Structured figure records
# # # # #
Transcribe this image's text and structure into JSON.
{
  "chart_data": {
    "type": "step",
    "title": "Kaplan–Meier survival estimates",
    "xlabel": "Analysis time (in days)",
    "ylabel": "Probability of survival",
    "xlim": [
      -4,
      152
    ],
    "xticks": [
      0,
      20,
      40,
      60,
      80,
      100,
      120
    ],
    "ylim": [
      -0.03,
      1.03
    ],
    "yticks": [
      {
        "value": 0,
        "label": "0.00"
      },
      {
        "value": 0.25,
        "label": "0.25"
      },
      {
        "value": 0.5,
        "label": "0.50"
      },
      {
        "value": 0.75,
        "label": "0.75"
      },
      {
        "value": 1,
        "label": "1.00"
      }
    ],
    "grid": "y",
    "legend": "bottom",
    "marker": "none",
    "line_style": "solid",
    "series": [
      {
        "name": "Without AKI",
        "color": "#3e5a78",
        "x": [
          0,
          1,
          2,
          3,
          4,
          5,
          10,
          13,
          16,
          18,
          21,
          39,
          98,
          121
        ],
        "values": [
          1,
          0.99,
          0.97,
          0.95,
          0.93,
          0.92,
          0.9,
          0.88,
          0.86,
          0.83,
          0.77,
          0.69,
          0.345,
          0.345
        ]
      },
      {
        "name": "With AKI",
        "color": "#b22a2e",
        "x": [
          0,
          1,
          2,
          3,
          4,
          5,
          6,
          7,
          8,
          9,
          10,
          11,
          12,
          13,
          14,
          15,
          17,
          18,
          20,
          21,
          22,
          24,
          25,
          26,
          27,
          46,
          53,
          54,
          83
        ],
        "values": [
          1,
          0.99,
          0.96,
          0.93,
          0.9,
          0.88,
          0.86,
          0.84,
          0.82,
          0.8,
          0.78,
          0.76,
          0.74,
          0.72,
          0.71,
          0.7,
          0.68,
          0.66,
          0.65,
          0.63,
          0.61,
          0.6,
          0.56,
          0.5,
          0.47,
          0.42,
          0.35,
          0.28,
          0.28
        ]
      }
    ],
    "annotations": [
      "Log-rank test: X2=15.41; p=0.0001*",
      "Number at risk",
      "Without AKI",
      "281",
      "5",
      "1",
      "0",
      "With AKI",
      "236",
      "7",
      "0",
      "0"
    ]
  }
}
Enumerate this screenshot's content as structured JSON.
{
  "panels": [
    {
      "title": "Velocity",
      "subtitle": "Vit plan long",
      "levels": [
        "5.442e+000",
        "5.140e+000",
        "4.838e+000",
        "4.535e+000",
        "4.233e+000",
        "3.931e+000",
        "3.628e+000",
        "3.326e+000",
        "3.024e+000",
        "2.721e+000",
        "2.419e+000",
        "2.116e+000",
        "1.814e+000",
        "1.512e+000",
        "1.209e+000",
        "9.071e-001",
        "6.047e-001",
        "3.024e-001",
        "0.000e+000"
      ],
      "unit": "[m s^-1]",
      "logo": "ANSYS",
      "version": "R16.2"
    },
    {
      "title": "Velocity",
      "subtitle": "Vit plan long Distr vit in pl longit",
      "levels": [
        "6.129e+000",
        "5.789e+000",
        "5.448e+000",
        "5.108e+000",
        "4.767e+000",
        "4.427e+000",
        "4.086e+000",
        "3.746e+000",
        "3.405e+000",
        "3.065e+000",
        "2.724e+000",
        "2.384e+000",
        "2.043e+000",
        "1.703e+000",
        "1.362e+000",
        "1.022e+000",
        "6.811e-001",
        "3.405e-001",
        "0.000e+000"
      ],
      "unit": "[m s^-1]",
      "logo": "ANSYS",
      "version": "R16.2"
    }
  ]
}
# # # # #
■ WHAT TO DO ■
Copy each record from above without leaving any out.

■ THE RESULT ■
Transcribe this image's text and structure into JSON.
{
  "chart_data": {
    "type": "step",
    "title": "Kaplan–Meier survival estimates",
    "xlabel": "Analysis time (in days)",
    "ylabel": "Probability of survival",
    "xlim": [
      -4,
      152
    ],
    "xticks": [
      0,
      20,
      40,
      60,
      80,
      100,
      120
    ],
    "ylim": [
      -0.03,
      1.03
    ],
    "yticks": [
      {
        "value": 0,
        "label": "0.00"
      },
      {
        "value": 0.25,
        "label": "0.25"
      },
      {
        "value": 0.5,
        "label": "0.50"
      },
      {
        "value": 0.75,
        "label": "0.75"
      },
      {
        "value": 1,
        "label": "1.00"
      }
    ],
    "grid": "y",
    "legend": "bottom",
    "marker": "none",
    "line_style": "solid",
    "series": [
      {
        "name": "Without AKI",
        "color": "#3e5a78",
        "x": [
          0,
          1,
          2,
          3,
          4,
          5,
          10,
          13,
          16,
          18,
          21,
          39,
          98,
          121
        ],
        "values": [
          1,
          0.99,
          0.97,
          0.95,
          0.93,
          0.92,
          0.9,
          0.88,
          0.86,
          0.83,
          0.77,
          0.69,
          0.345,
          0.345
        ]
      },
      {
        "name": "With AKI",
        "color": "#b22a2e",
        "x": [
          0,
          1,
          2,
          3,
          4,
          5,
          6,
          7,
          8,
          9,
          10,
          11,
          12,
          13,
          14,
          15,
          17,
          18,
          20,
          21,
          22,
          24,
          25,
          26,
          27,
          46,
          53,
          54,
          83
        ],
        "values": [
          1,
          0.99,
          0.96,
          0.93,
          0.9,
          0.88,
          0.86,
          0.84,
          0.82,
          0.8,
          0.78,
          0.76,
          0.74,
          0.72,
          0.71,
          0.7,
          0.68,
          0.66,
          0.65,
          0.63,
          0.61,
          0.6,
          0.56,
          0.5,
          0.47,
          0.42,
          0.35,
          0.28,
          0.28
        ]
      }
    ],
    "annotations": [
      "Log-rank test: X2=15.41; p=0.0001*",
      "Number at risk",
      "Without AKI",
      "281",
      "5",
      "1",
      "0",
      "With AKI",
      "236",
      "7",
      "0",
      "0"
    ]
  }
}
Enumerate this screenshot's content as structured JSON.
{
  "panels": [
    {
      "title": "Velocity",
      "subtitle": "Vit plan long",
      "levels": [
        "5.442e+000",
        "5.140e+000",
        "4.838e+000",
        "4.535e+000",
        "4.233e+000",
        "3.931e+000",
        "3.628e+000",
        "3.326e+000",
        "3.024e+000",
        "2.721e+000",
        "2.419e+000",
        "2.116e+000",
        "1.814e+000",
        "1.512e+000",
        "1.209e+000",
        "9.071e-001",
        "6.047e-001",
        "3.024e-001",
        "0.000e+000"
      ],
      "unit": "[m s^-1]",
      "logo": "ANSYS",
      "version": "R16.2"
    },
    {
      "title": "Velocity",
      "subtitle": "Vit plan long Distr vit in pl longit",
      "levels": [
        "6.129e+000",
        "5.789e+000",
        "5.448e+000",
        "5.108e+000",
        "4.767e+000",
        "4.427e+000",
        "4.086e+000",
        "3.746e+000",
        "3.405e+000",
        "3.065e+000",
        "2.724e+000",
        "2.384e+000",
        "2.043e+000",
        "1.703e+000",
        "1.362e+000",
        "1.022e+000",
        "6.811e-001",
        "3.405e-001",
        "0.000e+000"
      ],
      "unit": "[m s^-1]",
      "logo": "ANSYS",
      "version": "R16.2"
    }
  ]
}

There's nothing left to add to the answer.